Copy each of the following items word for word, without changing anything.

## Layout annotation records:
▼
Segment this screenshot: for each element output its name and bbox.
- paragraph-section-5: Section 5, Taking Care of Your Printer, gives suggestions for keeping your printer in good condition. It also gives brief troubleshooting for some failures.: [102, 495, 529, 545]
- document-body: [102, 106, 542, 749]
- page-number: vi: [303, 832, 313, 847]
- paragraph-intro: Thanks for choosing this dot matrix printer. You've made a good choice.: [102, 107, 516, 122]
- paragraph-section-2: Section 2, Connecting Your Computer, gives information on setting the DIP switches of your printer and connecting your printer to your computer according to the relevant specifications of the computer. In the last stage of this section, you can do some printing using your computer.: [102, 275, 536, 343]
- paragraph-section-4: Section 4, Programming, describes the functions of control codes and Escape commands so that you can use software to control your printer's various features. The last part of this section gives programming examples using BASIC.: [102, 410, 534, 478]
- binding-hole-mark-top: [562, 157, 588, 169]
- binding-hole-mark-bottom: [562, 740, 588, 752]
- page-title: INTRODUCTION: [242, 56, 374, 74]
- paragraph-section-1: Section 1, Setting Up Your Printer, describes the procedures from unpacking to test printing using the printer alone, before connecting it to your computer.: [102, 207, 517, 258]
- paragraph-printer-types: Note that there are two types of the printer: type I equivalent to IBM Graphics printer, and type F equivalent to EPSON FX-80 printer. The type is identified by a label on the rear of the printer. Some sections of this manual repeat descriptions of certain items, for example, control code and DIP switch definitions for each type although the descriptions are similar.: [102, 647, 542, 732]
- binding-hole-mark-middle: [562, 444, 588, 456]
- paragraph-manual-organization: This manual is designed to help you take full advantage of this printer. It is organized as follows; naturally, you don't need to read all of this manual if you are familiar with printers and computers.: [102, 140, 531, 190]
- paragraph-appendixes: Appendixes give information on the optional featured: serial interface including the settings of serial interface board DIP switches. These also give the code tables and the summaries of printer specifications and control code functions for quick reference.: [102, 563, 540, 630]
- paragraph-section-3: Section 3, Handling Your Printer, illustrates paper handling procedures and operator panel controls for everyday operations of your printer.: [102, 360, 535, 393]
▲
## Solution for this task:
Segment this screenshot: for each element output its name and bbox.
- paragraph-section-5: Section 5, Taking Care of Your Printer, gives suggestions for keeping your printer in good condition. It also gives brief troubleshooting for some failures.: [102, 495, 529, 545]
- document-body: [102, 106, 542, 749]
- page-number: vi: [303, 832, 313, 847]
- paragraph-intro: Thanks for choosing this dot matrix printer. You've made a good choice.: [102, 107, 516, 122]
- paragraph-section-2: Section 2, Connecting Your Computer, gives information on setting the DIP switches of your printer and connecting your printer to your computer according to the relevant specifications of the computer. In the last stage of this section, you can do some printing using your computer.: [102, 275, 536, 343]
- paragraph-section-4: Section 4, Programming, describes the functions of control codes and Escape commands so that you can use software to control your printer's various features. The last part of this section gives programming examples using BASIC.: [102, 410, 534, 478]
- binding-hole-mark-top: [562, 157, 588, 169]
- binding-hole-mark-bottom: [562, 740, 588, 752]
- page-title: INTRODUCTION: [242, 56, 374, 74]
- paragraph-section-1: Section 1, Setting Up Your Printer, describes the procedures from unpacking to test printing using the printer alone, before connecting it to your computer.: [102, 207, 517, 258]
- paragraph-printer-types: Note that there are two types of the printer: type I equivalent to IBM Graphics printer, and type F equivalent to EPSON FX-80 printer. The type is identified by a label on the rear of the printer. Some sections of this manual repeat descriptions of certain items, for example, control code and DIP switch definitions for each type although the descriptions are similar.: [102, 647, 542, 732]
- binding-hole-mark-middle: [562, 444, 588, 456]
- paragraph-manual-organization: This manual is designed to help you take full advantage of this printer. It is organized as follows; naturally, you don't need to read all of this manual if you are familiar with printers and computers.: [102, 140, 531, 190]
- paragraph-appendixes: Appendixes give information on the optional featured: serial interface including the settings of serial interface board DIP switches. These also give the code tables and the summaries of printer specifications and control code functions for quick reference.: [102, 563, 540, 630]
- paragraph-section-3: Section 3, Handling Your Printer, illustrates paper handling procedures and operator panel controls for everyday operations of your printer.: [102, 360, 535, 393]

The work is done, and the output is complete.